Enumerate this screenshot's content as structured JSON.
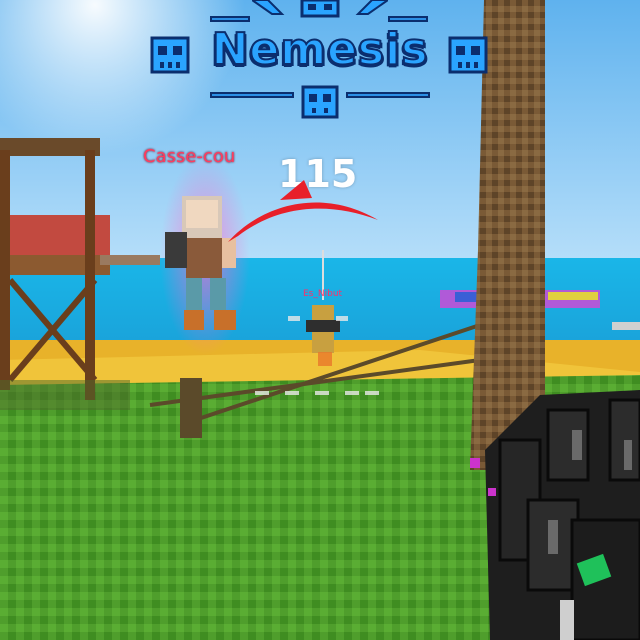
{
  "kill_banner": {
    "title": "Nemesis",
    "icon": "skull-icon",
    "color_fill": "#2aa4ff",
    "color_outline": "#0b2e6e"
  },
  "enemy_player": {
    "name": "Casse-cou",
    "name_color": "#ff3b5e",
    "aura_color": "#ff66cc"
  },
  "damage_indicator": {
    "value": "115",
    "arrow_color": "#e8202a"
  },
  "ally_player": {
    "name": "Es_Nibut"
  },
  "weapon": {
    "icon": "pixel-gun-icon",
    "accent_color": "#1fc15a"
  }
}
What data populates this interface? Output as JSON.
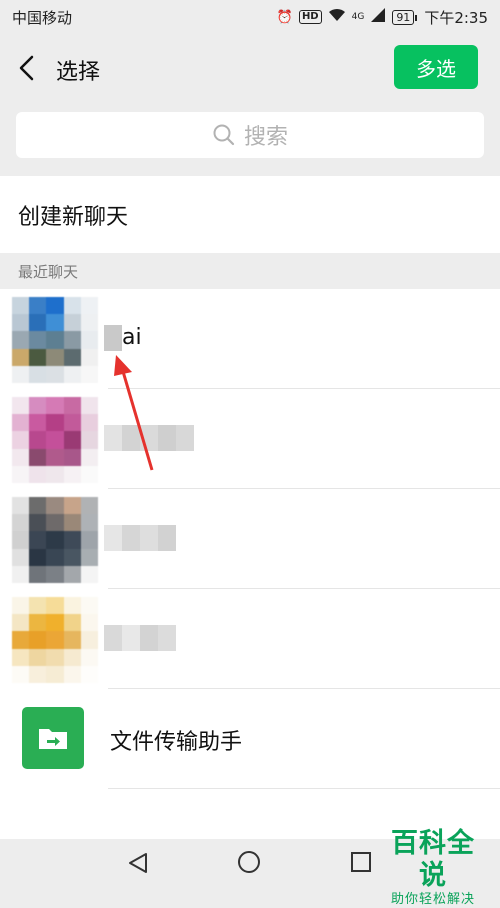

---

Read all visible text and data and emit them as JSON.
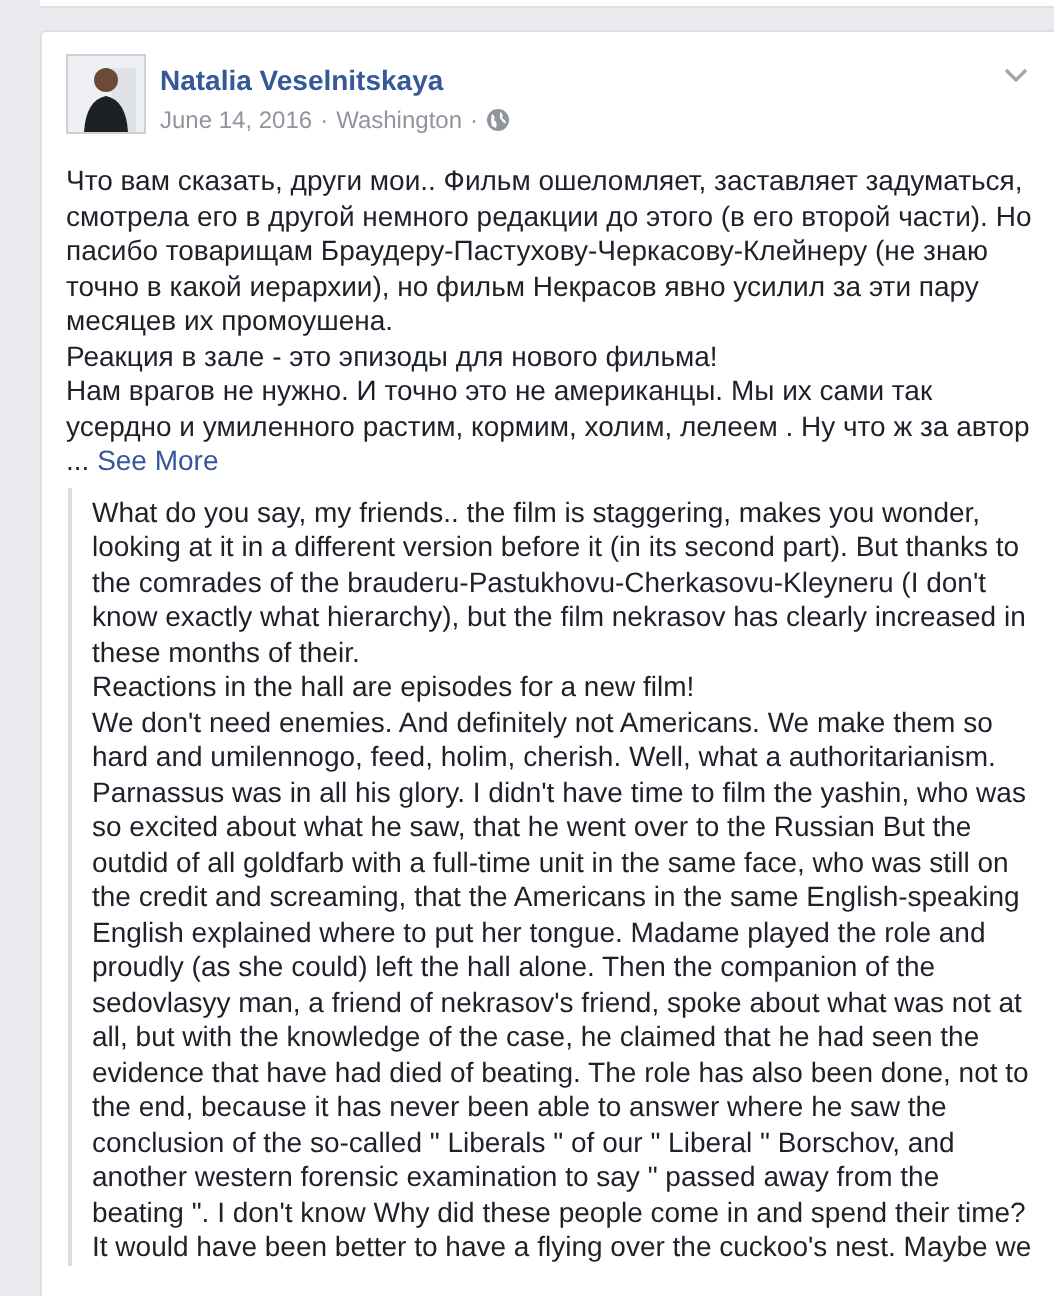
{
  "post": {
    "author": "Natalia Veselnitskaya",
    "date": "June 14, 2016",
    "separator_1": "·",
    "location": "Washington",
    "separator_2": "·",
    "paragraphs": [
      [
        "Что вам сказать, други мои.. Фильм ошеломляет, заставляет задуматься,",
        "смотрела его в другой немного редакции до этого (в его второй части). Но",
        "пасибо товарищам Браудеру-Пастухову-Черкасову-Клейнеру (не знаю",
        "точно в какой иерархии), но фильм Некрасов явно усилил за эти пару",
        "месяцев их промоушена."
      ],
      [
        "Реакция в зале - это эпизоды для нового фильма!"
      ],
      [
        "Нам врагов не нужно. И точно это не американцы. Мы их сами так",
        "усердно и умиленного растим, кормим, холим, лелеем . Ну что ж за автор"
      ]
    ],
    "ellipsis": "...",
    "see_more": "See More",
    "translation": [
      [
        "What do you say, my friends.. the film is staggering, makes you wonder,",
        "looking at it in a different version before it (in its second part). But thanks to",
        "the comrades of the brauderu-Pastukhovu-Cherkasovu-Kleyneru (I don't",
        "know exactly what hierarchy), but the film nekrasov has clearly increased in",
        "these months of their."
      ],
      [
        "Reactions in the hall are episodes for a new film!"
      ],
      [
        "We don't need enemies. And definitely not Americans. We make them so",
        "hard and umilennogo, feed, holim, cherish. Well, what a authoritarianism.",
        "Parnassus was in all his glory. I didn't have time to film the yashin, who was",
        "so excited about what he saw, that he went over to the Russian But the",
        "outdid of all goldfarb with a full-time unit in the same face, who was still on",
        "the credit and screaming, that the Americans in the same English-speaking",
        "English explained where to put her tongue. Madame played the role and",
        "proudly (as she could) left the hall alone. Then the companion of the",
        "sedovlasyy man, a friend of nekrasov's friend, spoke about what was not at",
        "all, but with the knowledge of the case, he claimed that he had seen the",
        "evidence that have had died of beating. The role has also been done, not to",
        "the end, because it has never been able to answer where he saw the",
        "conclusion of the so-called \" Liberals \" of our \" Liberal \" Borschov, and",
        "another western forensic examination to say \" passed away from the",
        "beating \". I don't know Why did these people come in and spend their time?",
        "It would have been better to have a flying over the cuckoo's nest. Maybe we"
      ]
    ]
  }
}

--

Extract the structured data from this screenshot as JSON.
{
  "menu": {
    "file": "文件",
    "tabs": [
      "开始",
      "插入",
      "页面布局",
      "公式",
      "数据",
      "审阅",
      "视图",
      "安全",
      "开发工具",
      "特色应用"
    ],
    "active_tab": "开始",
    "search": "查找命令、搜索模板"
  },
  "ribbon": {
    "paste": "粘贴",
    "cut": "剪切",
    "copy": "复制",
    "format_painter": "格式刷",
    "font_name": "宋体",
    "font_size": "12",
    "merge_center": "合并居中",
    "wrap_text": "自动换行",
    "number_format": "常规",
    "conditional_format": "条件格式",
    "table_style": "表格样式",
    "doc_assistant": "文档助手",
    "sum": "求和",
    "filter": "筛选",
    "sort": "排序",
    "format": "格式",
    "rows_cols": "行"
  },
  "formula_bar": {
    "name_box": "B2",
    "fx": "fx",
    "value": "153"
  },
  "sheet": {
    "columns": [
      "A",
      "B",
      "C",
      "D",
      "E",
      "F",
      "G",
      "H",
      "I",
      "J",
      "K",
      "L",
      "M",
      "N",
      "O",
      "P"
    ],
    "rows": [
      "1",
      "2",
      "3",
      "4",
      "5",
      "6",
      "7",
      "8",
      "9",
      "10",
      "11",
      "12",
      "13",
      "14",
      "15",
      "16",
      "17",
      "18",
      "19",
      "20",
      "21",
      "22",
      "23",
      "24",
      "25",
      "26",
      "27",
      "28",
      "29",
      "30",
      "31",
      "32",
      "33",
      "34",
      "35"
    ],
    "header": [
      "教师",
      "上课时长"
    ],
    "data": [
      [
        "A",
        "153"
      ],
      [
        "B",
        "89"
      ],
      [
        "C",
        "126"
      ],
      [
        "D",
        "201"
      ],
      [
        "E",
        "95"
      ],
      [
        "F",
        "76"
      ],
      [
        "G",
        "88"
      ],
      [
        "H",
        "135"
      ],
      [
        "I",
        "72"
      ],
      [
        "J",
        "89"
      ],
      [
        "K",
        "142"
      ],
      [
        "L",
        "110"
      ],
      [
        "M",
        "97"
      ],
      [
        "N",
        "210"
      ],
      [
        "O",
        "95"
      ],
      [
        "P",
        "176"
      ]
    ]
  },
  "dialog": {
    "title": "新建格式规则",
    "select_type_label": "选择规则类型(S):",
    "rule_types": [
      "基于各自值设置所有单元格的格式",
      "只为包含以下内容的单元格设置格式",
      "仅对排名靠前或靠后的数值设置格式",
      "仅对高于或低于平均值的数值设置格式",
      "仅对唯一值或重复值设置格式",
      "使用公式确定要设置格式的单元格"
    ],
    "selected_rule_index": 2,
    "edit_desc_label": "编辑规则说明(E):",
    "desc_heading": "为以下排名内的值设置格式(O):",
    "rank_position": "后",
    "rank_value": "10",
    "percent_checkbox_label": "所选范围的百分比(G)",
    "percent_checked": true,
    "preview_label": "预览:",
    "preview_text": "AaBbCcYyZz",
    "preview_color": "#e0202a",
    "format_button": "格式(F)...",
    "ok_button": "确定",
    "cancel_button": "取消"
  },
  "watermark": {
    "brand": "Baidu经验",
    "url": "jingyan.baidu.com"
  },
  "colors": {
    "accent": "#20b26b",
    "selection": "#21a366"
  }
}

**GOAL**
Write out word for word the lines above that run from the one with "Enumerate this screenshot's" to the one with "What data populates". Include both end lines; exclude the images.

**REPLY**
Enumerate this screenshot's content as structured JSON.
{
  "kill_banner": {
    "title": "Nemesis",
    "icon": "skull-icon",
    "color_fill": "#2aa4ff",
    "color_outline": "#0b2e6e"
  },
  "enemy_player": {
    "name": "Casse-cou",
    "name_color": "#ff3b5e",
    "aura_color": "#ff66cc"
  },
  "damage_indicator": {
    "value": "115",
    "arrow_color": "#e8202a"
  },
  "ally_player": {
    "name": "Es_Nibut"
  },
  "weapon": {
    "icon": "pixel-gun-icon",
    "accent_color": "#1fc15a"
  }
}
What data populates this interface? Output as JSON.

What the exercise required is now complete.